>> begin Stored rows

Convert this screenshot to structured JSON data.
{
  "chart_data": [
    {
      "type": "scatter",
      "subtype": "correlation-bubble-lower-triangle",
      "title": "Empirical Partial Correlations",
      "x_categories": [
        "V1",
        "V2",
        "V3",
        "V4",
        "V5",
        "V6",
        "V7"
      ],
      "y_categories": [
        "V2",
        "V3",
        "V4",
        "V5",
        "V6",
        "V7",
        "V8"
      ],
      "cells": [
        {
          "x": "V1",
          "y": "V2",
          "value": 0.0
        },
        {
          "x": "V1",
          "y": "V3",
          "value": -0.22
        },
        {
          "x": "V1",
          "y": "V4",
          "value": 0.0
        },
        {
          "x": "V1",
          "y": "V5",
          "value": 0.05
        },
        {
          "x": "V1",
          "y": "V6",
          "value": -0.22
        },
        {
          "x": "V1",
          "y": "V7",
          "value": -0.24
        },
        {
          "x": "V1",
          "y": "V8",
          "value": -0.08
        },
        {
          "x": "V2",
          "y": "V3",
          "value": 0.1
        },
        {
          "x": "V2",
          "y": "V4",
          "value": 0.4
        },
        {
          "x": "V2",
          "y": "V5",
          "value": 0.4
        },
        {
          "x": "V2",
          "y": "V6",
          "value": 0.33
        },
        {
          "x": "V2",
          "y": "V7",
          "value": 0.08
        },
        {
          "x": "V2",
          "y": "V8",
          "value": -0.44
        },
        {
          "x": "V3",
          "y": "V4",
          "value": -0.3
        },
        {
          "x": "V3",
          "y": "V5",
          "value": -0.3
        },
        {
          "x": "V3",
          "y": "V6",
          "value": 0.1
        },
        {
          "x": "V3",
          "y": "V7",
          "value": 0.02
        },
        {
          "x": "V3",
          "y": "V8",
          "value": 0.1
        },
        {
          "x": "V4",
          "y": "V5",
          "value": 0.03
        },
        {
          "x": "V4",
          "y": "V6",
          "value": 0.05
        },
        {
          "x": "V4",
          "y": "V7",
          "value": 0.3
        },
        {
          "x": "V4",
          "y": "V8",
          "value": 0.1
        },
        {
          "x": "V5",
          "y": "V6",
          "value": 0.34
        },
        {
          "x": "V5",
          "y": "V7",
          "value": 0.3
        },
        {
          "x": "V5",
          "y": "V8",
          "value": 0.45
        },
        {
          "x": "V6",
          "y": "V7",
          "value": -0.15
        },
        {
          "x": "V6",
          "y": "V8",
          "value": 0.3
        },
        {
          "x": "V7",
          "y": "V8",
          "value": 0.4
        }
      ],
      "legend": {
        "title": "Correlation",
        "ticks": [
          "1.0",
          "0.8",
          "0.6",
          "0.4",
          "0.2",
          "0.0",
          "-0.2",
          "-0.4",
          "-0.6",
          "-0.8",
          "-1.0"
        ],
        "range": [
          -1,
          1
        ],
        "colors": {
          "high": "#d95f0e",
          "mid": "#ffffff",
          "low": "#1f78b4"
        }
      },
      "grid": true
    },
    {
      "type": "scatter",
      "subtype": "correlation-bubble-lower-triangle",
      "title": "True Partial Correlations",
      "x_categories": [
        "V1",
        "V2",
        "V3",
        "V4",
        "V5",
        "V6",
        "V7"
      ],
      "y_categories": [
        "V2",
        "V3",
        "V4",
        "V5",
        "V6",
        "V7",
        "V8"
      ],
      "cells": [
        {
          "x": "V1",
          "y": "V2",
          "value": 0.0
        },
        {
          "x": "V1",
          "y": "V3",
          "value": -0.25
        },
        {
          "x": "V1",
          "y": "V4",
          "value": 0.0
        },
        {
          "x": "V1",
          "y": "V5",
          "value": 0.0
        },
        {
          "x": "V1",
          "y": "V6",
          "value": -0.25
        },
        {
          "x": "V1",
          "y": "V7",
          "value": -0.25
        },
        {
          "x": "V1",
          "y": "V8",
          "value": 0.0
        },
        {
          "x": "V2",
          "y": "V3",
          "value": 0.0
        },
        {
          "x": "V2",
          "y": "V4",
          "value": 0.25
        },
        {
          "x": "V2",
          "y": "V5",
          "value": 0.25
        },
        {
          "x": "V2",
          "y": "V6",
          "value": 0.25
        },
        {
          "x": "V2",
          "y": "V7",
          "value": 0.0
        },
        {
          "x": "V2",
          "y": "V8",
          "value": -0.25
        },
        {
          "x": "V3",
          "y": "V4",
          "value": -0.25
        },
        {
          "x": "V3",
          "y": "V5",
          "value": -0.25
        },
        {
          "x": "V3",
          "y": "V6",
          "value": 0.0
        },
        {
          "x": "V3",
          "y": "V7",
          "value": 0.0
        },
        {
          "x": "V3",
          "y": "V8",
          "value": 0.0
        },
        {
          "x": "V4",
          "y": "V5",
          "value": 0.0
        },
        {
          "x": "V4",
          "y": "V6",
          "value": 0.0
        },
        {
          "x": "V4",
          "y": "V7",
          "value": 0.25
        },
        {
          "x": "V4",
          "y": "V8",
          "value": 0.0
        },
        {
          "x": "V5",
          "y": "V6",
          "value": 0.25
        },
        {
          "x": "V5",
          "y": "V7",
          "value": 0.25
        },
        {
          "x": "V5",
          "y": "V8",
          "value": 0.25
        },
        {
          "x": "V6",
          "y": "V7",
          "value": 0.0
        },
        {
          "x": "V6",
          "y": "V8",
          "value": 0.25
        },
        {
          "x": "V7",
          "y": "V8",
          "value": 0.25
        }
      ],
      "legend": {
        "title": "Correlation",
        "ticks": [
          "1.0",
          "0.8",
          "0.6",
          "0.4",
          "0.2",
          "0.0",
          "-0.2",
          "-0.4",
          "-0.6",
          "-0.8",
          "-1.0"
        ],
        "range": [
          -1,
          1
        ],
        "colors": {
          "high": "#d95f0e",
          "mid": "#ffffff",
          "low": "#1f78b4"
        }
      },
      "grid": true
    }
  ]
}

>> end Stored rows

> **Required task**
Every line of the material must be returned exactly as it appears.

> **Response below**
Convert this screenshot to structured JSON data.
{
  "chart_data": [
    {
      "type": "scatter",
      "subtype": "correlation-bubble-lower-triangle",
      "title": "Empirical Partial Correlations",
      "x_categories": [
        "V1",
        "V2",
        "V3",
        "V4",
        "V5",
        "V6",
        "V7"
      ],
      "y_categories": [
        "V2",
        "V3",
        "V4",
        "V5",
        "V6",
        "V7",
        "V8"
      ],
      "cells": [
        {
          "x": "V1",
          "y": "V2",
          "value": 0.0
        },
        {
          "x": "V1",
          "y": "V3",
          "value": -0.22
        },
        {
          "x": "V1",
          "y": "V4",
          "value": 0.0
        },
        {
          "x": "V1",
          "y": "V5",
          "value": 0.05
        },
        {
          "x": "V1",
          "y": "V6",
          "value": -0.22
        },
        {
          "x": "V1",
          "y": "V7",
          "value": -0.24
        },
        {
          "x": "V1",
          "y": "V8",
          "value": -0.08
        },
        {
          "x": "V2",
          "y": "V3",
          "value": 0.1
        },
        {
          "x": "V2",
          "y": "V4",
          "value": 0.4
        },
        {
          "x": "V2",
          "y": "V5",
          "value": 0.4
        },
        {
          "x": "V2",
          "y": "V6",
          "value": 0.33
        },
        {
          "x": "V2",
          "y": "V7",
          "value": 0.08
        },
        {
          "x": "V2",
          "y": "V8",
          "value": -0.44
        },
        {
          "x": "V3",
          "y": "V4",
          "value": -0.3
        },
        {
          "x": "V3",
          "y": "V5",
          "value": -0.3
        },
        {
          "x": "V3",
          "y": "V6",
          "value": 0.1
        },
        {
          "x": "V3",
          "y": "V7",
          "value": 0.02
        },
        {
          "x": "V3",
          "y": "V8",
          "value": 0.1
        },
        {
          "x": "V4",
          "y": "V5",
          "value": 0.03
        },
        {
          "x": "V4",
          "y": "V6",
          "value": 0.05
        },
        {
          "x": "V4",
          "y": "V7",
          "value": 0.3
        },
        {
          "x": "V4",
          "y": "V8",
          "value": 0.1
        },
        {
          "x": "V5",
          "y": "V6",
          "value": 0.34
        },
        {
          "x": "V5",
          "y": "V7",
          "value": 0.3
        },
        {
          "x": "V5",
          "y": "V8",
          "value": 0.45
        },
        {
          "x": "V6",
          "y": "V7",
          "value": -0.15
        },
        {
          "x": "V6",
          "y": "V8",
          "value": 0.3
        },
        {
          "x": "V7",
          "y": "V8",
          "value": 0.4
        }
      ],
      "legend": {
        "title": "Correlation",
        "ticks": [
          "1.0",
          "0.8",
          "0.6",
          "0.4",
          "0.2",
          "0.0",
          "-0.2",
          "-0.4",
          "-0.6",
          "-0.8",
          "-1.0"
        ],
        "range": [
          -1,
          1
        ],
        "colors": {
          "high": "#d95f0e",
          "mid": "#ffffff",
          "low": "#1f78b4"
        }
      },
      "grid": true
    },
    {
      "type": "scatter",
      "subtype": "correlation-bubble-lower-triangle",
      "title": "True Partial Correlations",
      "x_categories": [
        "V1",
        "V2",
        "V3",
        "V4",
        "V5",
        "V6",
        "V7"
      ],
      "y_categories": [
        "V2",
        "V3",
        "V4",
        "V5",
        "V6",
        "V7",
        "V8"
      ],
      "cells": [
        {
          "x": "V1",
          "y": "V2",
          "value": 0.0
        },
        {
          "x": "V1",
          "y": "V3",
          "value": -0.25
        },
        {
          "x": "V1",
          "y": "V4",
          "value": 0.0
        },
        {
          "x": "V1",
          "y": "V5",
          "value": 0.0
        },
        {
          "x": "V1",
          "y": "V6",
          "value": -0.25
        },
        {
          "x": "V1",
          "y": "V7",
          "value": -0.25
        },
        {
          "x": "V1",
          "y": "V8",
          "value": 0.0
        },
        {
          "x": "V2",
          "y": "V3",
          "value": 0.0
        },
        {
          "x": "V2",
          "y": "V4",
          "value": 0.25
        },
        {
          "x": "V2",
          "y": "V5",
          "value": 0.25
        },
        {
          "x": "V2",
          "y": "V6",
          "value": 0.25
        },
        {
          "x": "V2",
          "y": "V7",
          "value": 0.0
        },
        {
          "x": "V2",
          "y": "V8",
          "value": -0.25
        },
        {
          "x": "V3",
          "y": "V4",
          "value": -0.25
        },
        {
          "x": "V3",
          "y": "V5",
          "value": -0.25
        },
        {
          "x": "V3",
          "y": "V6",
          "value": 0.0
        },
        {
          "x": "V3",
          "y": "V7",
          "value": 0.0
        },
        {
          "x": "V3",
          "y": "V8",
          "value": 0.0
        },
        {
          "x": "V4",
          "y": "V5",
          "value": 0.0
        },
        {
          "x": "V4",
          "y": "V6",
          "value": 0.0
        },
        {
          "x": "V4",
          "y": "V7",
          "value": 0.25
        },
        {
          "x": "V4",
          "y": "V8",
          "value": 0.0
        },
        {
          "x": "V5",
          "y": "V6",
          "value": 0.25
        },
        {
          "x": "V5",
          "y": "V7",
          "value": 0.25
        },
        {
          "x": "V5",
          "y": "V8",
          "value": 0.25
        },
        {
          "x": "V6",
          "y": "V7",
          "value": 0.0
        },
        {
          "x": "V6",
          "y": "V8",
          "value": 0.25
        },
        {
          "x": "V7",
          "y": "V8",
          "value": 0.25
        }
      ],
      "legend": {
        "title": "Correlation",
        "ticks": [
          "1.0",
          "0.8",
          "0.6",
          "0.4",
          "0.2",
          "0.0",
          "-0.2",
          "-0.4",
          "-0.6",
          "-0.8",
          "-1.0"
        ],
        "range": [
          -1,
          1
        ],
        "colors": {
          "high": "#d95f0e",
          "mid": "#ffffff",
          "low": "#1f78b4"
        }
      },
      "grid": true
    }
  ]
}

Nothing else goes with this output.